> _What the task requires_
Pick out every line in the data below that holds "name".

BEGIN

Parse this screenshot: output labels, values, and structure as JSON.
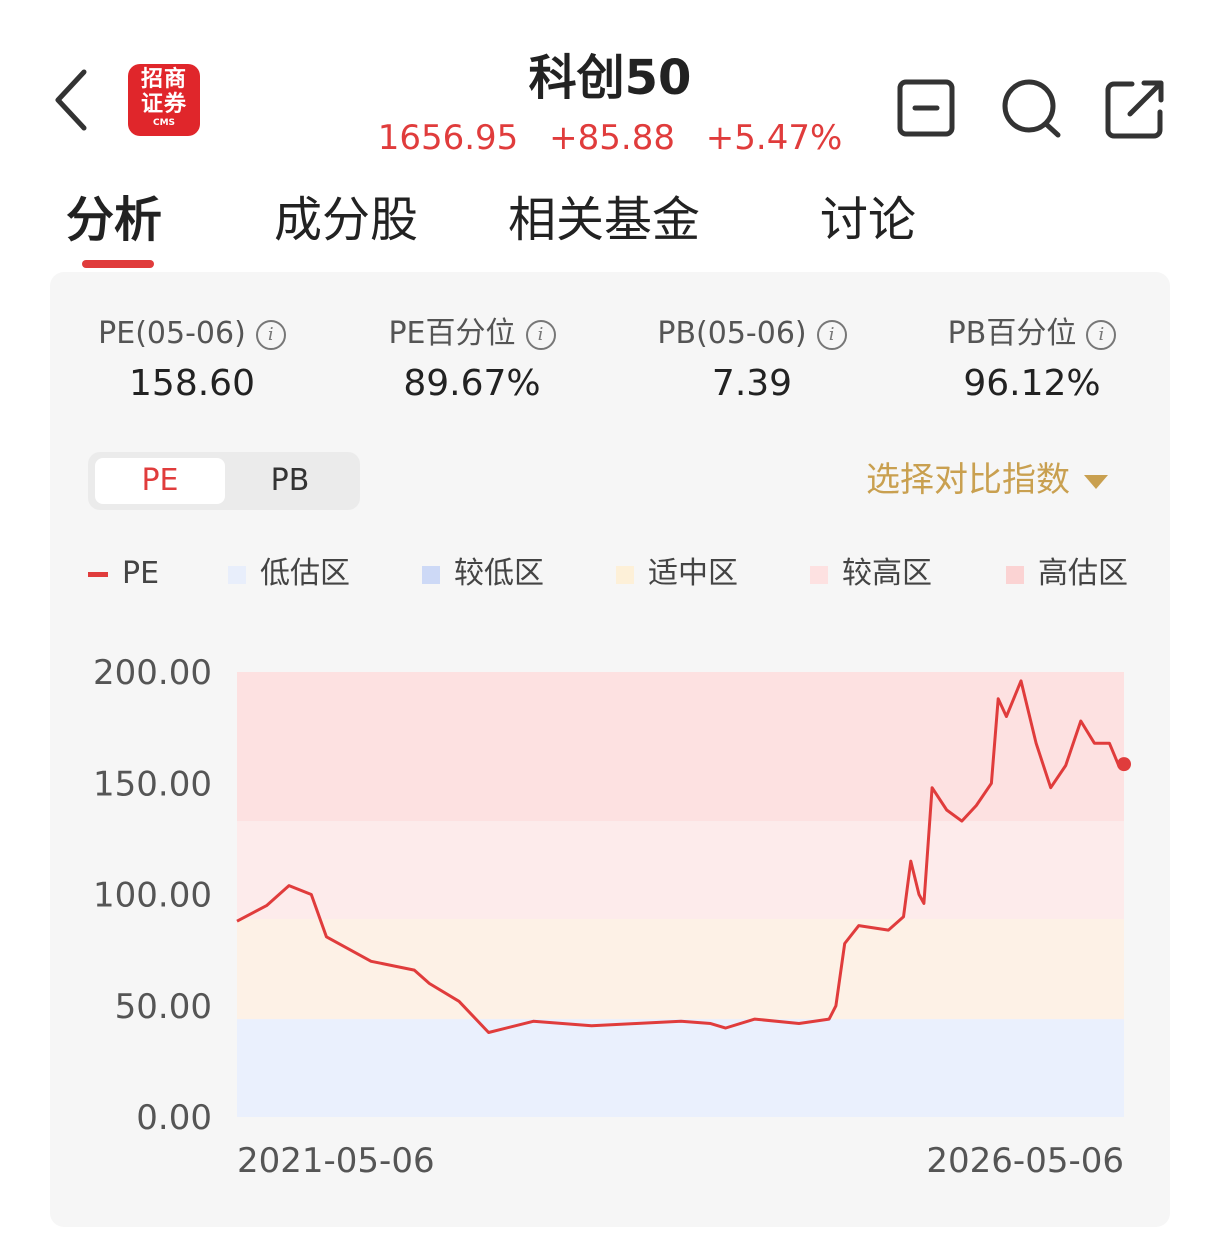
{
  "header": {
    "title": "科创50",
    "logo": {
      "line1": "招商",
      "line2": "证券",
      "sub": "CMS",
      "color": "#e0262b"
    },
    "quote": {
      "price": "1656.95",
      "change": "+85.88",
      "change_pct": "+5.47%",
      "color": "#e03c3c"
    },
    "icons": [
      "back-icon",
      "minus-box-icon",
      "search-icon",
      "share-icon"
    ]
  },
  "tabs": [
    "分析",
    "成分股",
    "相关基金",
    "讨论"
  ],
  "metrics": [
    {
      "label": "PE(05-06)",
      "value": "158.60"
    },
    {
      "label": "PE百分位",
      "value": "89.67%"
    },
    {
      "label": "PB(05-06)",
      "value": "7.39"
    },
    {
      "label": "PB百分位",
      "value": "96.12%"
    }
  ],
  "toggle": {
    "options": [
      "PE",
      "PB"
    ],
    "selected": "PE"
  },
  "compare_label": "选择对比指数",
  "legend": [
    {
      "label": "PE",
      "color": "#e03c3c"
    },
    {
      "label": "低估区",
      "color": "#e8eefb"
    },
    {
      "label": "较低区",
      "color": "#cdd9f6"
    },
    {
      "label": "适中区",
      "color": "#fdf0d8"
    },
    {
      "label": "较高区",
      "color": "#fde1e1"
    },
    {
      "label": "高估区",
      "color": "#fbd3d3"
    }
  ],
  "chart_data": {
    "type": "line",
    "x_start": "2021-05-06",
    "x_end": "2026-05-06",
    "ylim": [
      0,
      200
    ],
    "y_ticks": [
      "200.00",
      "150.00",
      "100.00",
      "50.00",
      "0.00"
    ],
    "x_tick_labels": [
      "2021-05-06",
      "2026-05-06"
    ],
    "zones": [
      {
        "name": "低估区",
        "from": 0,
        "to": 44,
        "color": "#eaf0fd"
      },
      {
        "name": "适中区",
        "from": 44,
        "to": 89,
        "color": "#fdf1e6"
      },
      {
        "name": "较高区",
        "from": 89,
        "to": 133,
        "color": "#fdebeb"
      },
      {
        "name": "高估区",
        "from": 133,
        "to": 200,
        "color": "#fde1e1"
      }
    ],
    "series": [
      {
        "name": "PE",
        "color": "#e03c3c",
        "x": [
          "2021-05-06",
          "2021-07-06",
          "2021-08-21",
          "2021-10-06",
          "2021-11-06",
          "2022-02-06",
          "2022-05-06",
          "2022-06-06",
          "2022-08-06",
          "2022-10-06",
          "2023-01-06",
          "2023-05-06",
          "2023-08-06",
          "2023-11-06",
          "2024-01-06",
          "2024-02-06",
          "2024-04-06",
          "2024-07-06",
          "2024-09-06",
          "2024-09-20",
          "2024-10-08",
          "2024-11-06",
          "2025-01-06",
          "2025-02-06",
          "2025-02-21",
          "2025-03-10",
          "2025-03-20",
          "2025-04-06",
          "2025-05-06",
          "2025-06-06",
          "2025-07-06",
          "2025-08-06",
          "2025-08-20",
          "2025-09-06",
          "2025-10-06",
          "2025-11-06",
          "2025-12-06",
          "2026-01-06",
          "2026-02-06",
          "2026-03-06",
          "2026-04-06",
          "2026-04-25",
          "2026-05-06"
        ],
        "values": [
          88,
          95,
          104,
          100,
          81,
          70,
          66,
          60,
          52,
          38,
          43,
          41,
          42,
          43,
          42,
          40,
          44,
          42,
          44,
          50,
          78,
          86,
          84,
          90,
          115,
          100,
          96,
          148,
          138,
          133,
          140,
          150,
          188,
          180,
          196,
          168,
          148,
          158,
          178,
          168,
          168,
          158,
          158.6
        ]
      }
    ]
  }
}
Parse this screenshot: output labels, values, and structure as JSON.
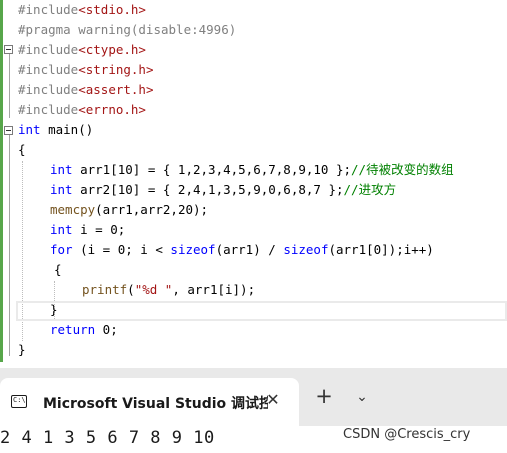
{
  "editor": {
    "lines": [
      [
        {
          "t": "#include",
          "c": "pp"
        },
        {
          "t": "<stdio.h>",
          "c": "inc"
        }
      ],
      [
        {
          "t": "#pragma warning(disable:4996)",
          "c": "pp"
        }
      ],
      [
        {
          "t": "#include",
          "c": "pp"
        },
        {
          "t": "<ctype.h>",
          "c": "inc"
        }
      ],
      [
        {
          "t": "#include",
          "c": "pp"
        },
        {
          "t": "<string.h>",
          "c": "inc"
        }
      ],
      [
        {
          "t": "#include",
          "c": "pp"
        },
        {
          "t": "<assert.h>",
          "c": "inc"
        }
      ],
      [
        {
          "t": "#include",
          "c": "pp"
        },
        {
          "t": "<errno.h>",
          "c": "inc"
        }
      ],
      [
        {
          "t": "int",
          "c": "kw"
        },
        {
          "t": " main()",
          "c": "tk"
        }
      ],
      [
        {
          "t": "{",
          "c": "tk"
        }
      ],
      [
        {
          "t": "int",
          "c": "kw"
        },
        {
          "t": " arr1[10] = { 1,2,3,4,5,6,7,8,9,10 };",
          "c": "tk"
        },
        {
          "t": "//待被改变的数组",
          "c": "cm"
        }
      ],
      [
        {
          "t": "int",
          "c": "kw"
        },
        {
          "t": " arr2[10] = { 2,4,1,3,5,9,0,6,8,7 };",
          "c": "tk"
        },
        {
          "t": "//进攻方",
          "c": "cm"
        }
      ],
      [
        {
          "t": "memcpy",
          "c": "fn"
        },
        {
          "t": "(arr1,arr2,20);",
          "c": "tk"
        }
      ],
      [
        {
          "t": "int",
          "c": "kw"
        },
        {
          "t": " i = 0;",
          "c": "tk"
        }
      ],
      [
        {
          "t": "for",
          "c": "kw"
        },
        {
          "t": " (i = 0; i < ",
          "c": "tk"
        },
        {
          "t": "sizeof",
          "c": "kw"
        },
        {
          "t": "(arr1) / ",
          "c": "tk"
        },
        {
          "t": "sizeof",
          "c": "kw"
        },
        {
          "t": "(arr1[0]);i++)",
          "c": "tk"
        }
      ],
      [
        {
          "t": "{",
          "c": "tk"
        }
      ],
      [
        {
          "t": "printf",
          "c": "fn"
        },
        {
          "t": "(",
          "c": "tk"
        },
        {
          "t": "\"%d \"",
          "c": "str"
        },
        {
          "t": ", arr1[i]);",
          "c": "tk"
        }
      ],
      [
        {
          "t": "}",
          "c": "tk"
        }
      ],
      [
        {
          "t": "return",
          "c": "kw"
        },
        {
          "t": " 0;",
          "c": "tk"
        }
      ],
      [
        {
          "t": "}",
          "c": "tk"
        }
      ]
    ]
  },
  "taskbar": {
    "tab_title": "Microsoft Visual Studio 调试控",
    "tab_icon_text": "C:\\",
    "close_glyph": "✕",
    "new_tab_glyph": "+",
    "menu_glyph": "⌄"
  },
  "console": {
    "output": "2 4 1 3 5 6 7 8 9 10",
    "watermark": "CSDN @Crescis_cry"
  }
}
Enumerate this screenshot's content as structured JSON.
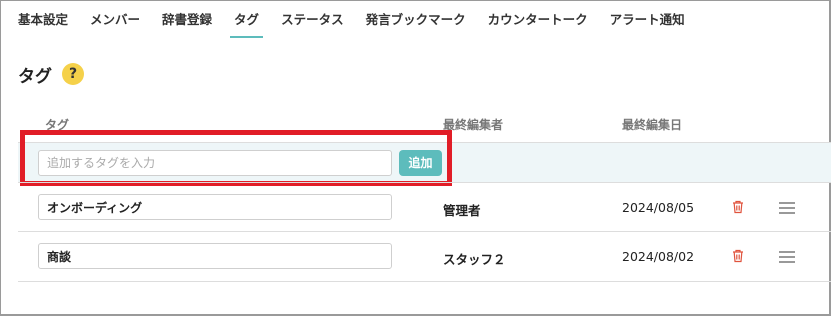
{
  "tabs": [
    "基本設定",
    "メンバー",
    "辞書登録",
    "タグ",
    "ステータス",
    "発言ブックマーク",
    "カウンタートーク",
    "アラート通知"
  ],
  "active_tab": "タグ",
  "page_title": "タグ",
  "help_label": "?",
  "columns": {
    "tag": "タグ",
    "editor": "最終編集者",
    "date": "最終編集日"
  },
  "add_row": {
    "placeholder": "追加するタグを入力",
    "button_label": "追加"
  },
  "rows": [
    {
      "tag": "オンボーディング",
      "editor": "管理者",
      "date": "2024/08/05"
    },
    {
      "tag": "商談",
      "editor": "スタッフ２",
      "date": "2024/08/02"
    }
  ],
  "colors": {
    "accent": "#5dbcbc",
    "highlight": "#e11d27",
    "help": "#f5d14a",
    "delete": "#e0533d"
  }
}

END

> _Finished exercise_
        "name": "低估区",
        "name": "适中区",
        "name": "较高区",
        "name": "高估区",
        "name": "PE",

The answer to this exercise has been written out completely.